Document excerpt —
Skip to content

Search the site

Zscaler is using 3 TRILLION customer logs weekly to train AI

CEO: "These transactions generate a vast quantity of proprietary logs that feed our massive data lake..."

Security firm Zscaler is processing over three trillion logs from customers’ IT estates every week and using them to train its defensive AI systems.

That’s according to CEO Jay Chaudhry, as he revealed that the company expects to hit a record $3 billion in ARR in its just-starting fiscal 2025.

The data runs through Zscaler's "Zero Trust Exchange" platform which handles the security of 47 million users across nearly 8,700 customers.

That's despite what he admitted was a challenging macro environment with continued scrutiny of cybersecurity spending – and a high-focus on vendor resilience in the wake of Crowdstrike's outage (over 700 of Zscaler's largest customers registered for a recent briefing on its approach to this.)

See also: AWS outage saw “cell management” system get flustered by big shards

Wrapping up Zscaler’s financial year on an earnings call Chaudhry said: “Our cloud platform [is] surpassing over half a trillion transactions daily.

Supplied material —
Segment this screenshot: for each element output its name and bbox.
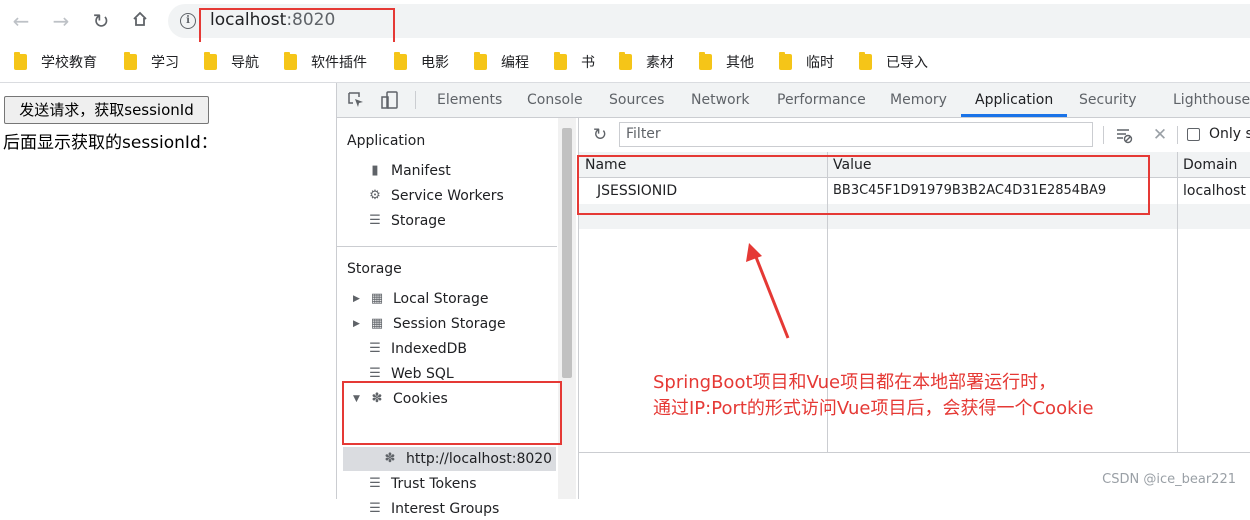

Given problem 1 — According to the Zscaler article, how many users does the "Zero Trust Exchange" platform secure?
Given problem 2 — Translate this sentence from the Zscaler article into Spanish: "The data runs through Zscaler's "Zero Trust Exchange" platform which handles the security of 47 million users across nearly 8,700 customers."
Given problem 3 — Pick up the Zscaler article after its final sentence and keep writing.
The material has no connection to the Zscaler article.

Task response 1 — 47 million users.

Task response 2 — Los datos pasan por la plataforma "Zero Trust Exchange" de Zscaler, que gestiona la seguridad de 47 millones de usuarios en casi 8.700 clientes.

Task response 3 —
“These transactions generate a vast quantity of proprietary logs that feed our massive data lake… These are complete logs that have structured and unstructured data, including the full URL. We leverage this proprietary data to train AI models that power innovations throughout our platform.”

These are big numbers, but perhaps unclear ones to many. How is the data "proprietary"? Which elements are structured versus unstructured. Is there risk of data exposure, etc.? We asked a helpful engineer to explain. 

Your security logs are now… proprietary data?

They told The Stack: “A firewall log generally has little information above a 5-tuple (Source IP, Destination IP, Source Port, Destination Port, Protocol). 

“It may have some other metadata like AppID (if it's NGFW), but that requires other licenses and hardware, and potentially some information on TLS like the certificate name. [But] As a Proxy, Zscaler has information about all of the traffic.  It intercepts TLS (based on policy) and validates all of the TLS certificates (who issued it, has it been revoked) and have the full URL/URI information.  This would be the metadata about the transaction. 

“With data-protection it scans inline traffic for Data Loss Prevention, as well as traffic out of path using CASB/API.  This data might be unstructured (like a Word document) or could be structured (like a Excel file, or a CSV)."

They added: "Zscaler doesn't store this data, but it stores the metadata about the transaction. For example if someone sends a Word document containing credit card information, which gets blocked by Data Protection policy, it can log the SHA1 hash of the file and transmit the offending document securely to the Data Privacy officer of the customer.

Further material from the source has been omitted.